[Dataset records]
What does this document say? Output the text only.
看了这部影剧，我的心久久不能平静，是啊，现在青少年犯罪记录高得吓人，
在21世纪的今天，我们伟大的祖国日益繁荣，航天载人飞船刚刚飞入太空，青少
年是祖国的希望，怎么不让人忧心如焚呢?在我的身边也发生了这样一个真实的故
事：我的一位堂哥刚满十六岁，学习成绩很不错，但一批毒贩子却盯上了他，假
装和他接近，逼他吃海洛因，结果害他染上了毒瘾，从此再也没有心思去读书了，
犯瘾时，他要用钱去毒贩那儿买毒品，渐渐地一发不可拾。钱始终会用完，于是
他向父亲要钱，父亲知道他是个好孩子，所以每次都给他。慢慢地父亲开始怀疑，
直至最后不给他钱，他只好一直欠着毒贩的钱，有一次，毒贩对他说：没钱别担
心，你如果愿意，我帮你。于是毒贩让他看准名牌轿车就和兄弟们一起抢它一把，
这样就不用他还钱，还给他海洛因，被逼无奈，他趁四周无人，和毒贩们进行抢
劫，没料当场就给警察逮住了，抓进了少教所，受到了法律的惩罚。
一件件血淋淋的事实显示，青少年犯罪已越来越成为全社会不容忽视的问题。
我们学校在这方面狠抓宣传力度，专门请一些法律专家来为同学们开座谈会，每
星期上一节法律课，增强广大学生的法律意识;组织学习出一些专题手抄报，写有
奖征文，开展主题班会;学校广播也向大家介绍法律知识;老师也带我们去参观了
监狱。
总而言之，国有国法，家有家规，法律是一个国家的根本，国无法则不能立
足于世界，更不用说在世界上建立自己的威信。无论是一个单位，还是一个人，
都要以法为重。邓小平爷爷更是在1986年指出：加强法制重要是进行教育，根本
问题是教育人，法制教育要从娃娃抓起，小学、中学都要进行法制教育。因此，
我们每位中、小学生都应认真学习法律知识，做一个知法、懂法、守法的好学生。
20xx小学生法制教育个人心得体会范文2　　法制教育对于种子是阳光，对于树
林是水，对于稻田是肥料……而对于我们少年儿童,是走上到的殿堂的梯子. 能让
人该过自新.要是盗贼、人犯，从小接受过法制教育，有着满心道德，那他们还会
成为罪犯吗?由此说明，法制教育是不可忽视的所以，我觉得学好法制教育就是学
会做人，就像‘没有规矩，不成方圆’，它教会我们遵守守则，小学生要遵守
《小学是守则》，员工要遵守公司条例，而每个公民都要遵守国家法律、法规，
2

- _Written request_:
Retype the records above exactly.

- _The completed task_:
What does this document say? Output the text only.
看了这部影剧，我的心久久不能平静，是啊，现在青少年犯罪记录高得吓人，
在21世纪的今天，我们伟大的祖国日益繁荣，航天载人飞船刚刚飞入太空，青少
年是祖国的希望，怎么不让人忧心如焚呢?在我的身边也发生了这样一个真实的故
事：我的一位堂哥刚满十六岁，学习成绩很不错，但一批毒贩子却盯上了他，假
装和他接近，逼他吃海洛因，结果害他染上了毒瘾，从此再也没有心思去读书了，
犯瘾时，他要用钱去毒贩那儿买毒品，渐渐地一发不可拾。钱始终会用完，于是
他向父亲要钱，父亲知道他是个好孩子，所以每次都给他。慢慢地父亲开始怀疑，
直至最后不给他钱，他只好一直欠着毒贩的钱，有一次，毒贩对他说：没钱别担
心，你如果愿意，我帮你。于是毒贩让他看准名牌轿车就和兄弟们一起抢它一把，
这样就不用他还钱，还给他海洛因，被逼无奈，他趁四周无人，和毒贩们进行抢
劫，没料当场就给警察逮住了，抓进了少教所，受到了法律的惩罚。
一件件血淋淋的事实显示，青少年犯罪已越来越成为全社会不容忽视的问题。
我们学校在这方面狠抓宣传力度，专门请一些法律专家来为同学们开座谈会，每
星期上一节法律课，增强广大学生的法律意识;组织学习出一些专题手抄报，写有
奖征文，开展主题班会;学校广播也向大家介绍法律知识;老师也带我们去参观了
监狱。
总而言之，国有国法，家有家规，法律是一个国家的根本，国无法则不能立
足于世界，更不用说在世界上建立自己的威信。无论是一个单位，还是一个人，
都要以法为重。邓小平爷爷更是在1986年指出：加强法制重要是进行教育，根本
问题是教育人，法制教育要从娃娃抓起，小学、中学都要进行法制教育。因此，
我们每位中、小学生都应认真学习法律知识，做一个知法、懂法、守法的好学生。
20xx小学生法制教育个人心得体会范文2　　法制教育对于种子是阳光，对于树
林是水，对于稻田是肥料……而对于我们少年儿童,是走上到的殿堂的梯子. 能让
人该过自新.要是盗贼、人犯，从小接受过法制教育，有着满心道德，那他们还会
成为罪犯吗?由此说明，法制教育是不可忽视的所以，我觉得学好法制教育就是学
会做人，就像‘没有规矩，不成方圆’，它教会我们遵守守则，小学生要遵守
《小学是守则》，员工要遵守公司条例，而每个公民都要遵守国家法律、法规，
2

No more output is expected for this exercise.